SHORT PROBLEM:
Copy out every line exactly, passing over the pictures.

[Figure record listings]
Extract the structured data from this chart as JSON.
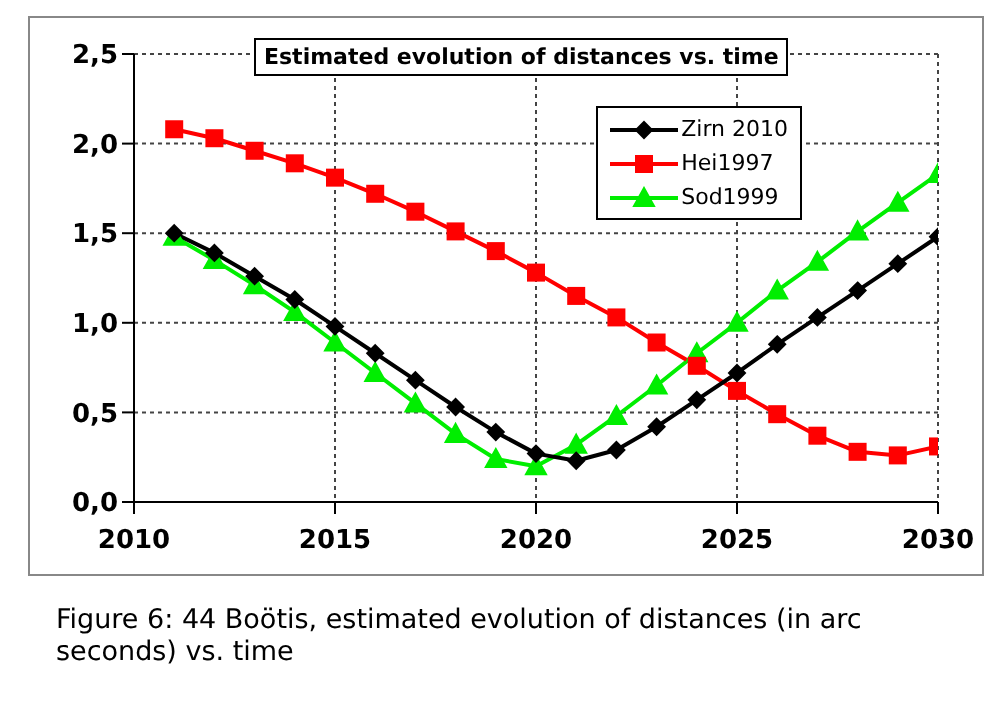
{
  "chart_data": {
    "type": "line",
    "title": "Estimated evolution of distances vs. time",
    "x": [
      2011,
      2012,
      2013,
      2014,
      2015,
      2016,
      2017,
      2018,
      2019,
      2020,
      2021,
      2022,
      2023,
      2024,
      2025,
      2026,
      2027,
      2028,
      2029,
      2030
    ],
    "series": [
      {
        "name": "Zirn 2010",
        "color": "#000000",
        "marker": "diamond",
        "values": [
          1.5,
          1.39,
          1.26,
          1.13,
          0.98,
          0.83,
          0.68,
          0.53,
          0.39,
          0.27,
          0.23,
          0.29,
          0.42,
          0.57,
          0.72,
          0.88,
          1.03,
          1.18,
          1.33,
          1.48
        ]
      },
      {
        "name": "Hei1997",
        "color": "#ff0000",
        "marker": "square",
        "values": [
          2.08,
          2.03,
          1.96,
          1.89,
          1.81,
          1.72,
          1.62,
          1.51,
          1.4,
          1.28,
          1.15,
          1.03,
          0.89,
          0.76,
          0.62,
          0.49,
          0.37,
          0.28,
          0.26,
          0.31
        ]
      },
      {
        "name": "Sod1999",
        "color": "#00ee00",
        "marker": "triangle",
        "values": [
          1.48,
          1.35,
          1.21,
          1.06,
          0.89,
          0.72,
          0.55,
          0.38,
          0.24,
          0.2,
          0.32,
          0.48,
          0.65,
          0.83,
          1.0,
          1.18,
          1.34,
          1.51,
          1.67,
          1.83
        ]
      }
    ],
    "xlim": [
      2010,
      2030
    ],
    "xticks": [
      2010,
      2015,
      2020,
      2025,
      2030
    ],
    "ylim": [
      0,
      2.5
    ],
    "yticks": [
      {
        "value": 0,
        "label": "0,0"
      },
      {
        "value": 0.5,
        "label": "0,5"
      },
      {
        "value": 1,
        "label": "1,0"
      },
      {
        "value": 1.5,
        "label": "1,5"
      },
      {
        "value": 2,
        "label": "2,0"
      },
      {
        "value": 2.5,
        "label": "2,5"
      }
    ],
    "grid": true,
    "legend": "top right",
    "line_style": "solid",
    "annotations": [
      "Figure 6: 44 Boötis, estimated evolution of distances (in arc seconds) vs. time"
    ]
  }
}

TASK RESULT:
Extract the structured data from this chart as JSON.
{
  "chart_data": {
    "type": "line",
    "title": "Estimated evolution of distances vs. time",
    "x": [
      2011,
      2012,
      2013,
      2014,
      2015,
      2016,
      2017,
      2018,
      2019,
      2020,
      2021,
      2022,
      2023,
      2024,
      2025,
      2026,
      2027,
      2028,
      2029,
      2030
    ],
    "series": [
      {
        "name": "Zirn 2010",
        "color": "#000000",
        "marker": "diamond",
        "values": [
          1.5,
          1.39,
          1.26,
          1.13,
          0.98,
          0.83,
          0.68,
          0.53,
          0.39,
          0.27,
          0.23,
          0.29,
          0.42,
          0.57,
          0.72,
          0.88,
          1.03,
          1.18,
          1.33,
          1.48
        ]
      },
      {
        "name": "Hei1997",
        "color": "#ff0000",
        "marker": "square",
        "values": [
          2.08,
          2.03,
          1.96,
          1.89,
          1.81,
          1.72,
          1.62,
          1.51,
          1.4,
          1.28,
          1.15,
          1.03,
          0.89,
          0.76,
          0.62,
          0.49,
          0.37,
          0.28,
          0.26,
          0.31
        ]
      },
      {
        "name": "Sod1999",
        "color": "#00ee00",
        "marker": "triangle",
        "values": [
          1.48,
          1.35,
          1.21,
          1.06,
          0.89,
          0.72,
          0.55,
          0.38,
          0.24,
          0.2,
          0.32,
          0.48,
          0.65,
          0.83,
          1.0,
          1.18,
          1.34,
          1.51,
          1.67,
          1.83
        ]
      }
    ],
    "xlim": [
      2010,
      2030
    ],
    "xticks": [
      2010,
      2015,
      2020,
      2025,
      2030
    ],
    "ylim": [
      0,
      2.5
    ],
    "yticks": [
      {
        "value": 0,
        "label": "0,0"
      },
      {
        "value": 0.5,
        "label": "0,5"
      },
      {
        "value": 1,
        "label": "1,0"
      },
      {
        "value": 1.5,
        "label": "1,5"
      },
      {
        "value": 2,
        "label": "2,0"
      },
      {
        "value": 2.5,
        "label": "2,5"
      }
    ],
    "grid": true,
    "legend": "top right",
    "line_style": "solid",
    "annotations": [
      "Figure 6: 44 Boötis, estimated evolution of distances (in arc seconds) vs. time"
    ]
  }
}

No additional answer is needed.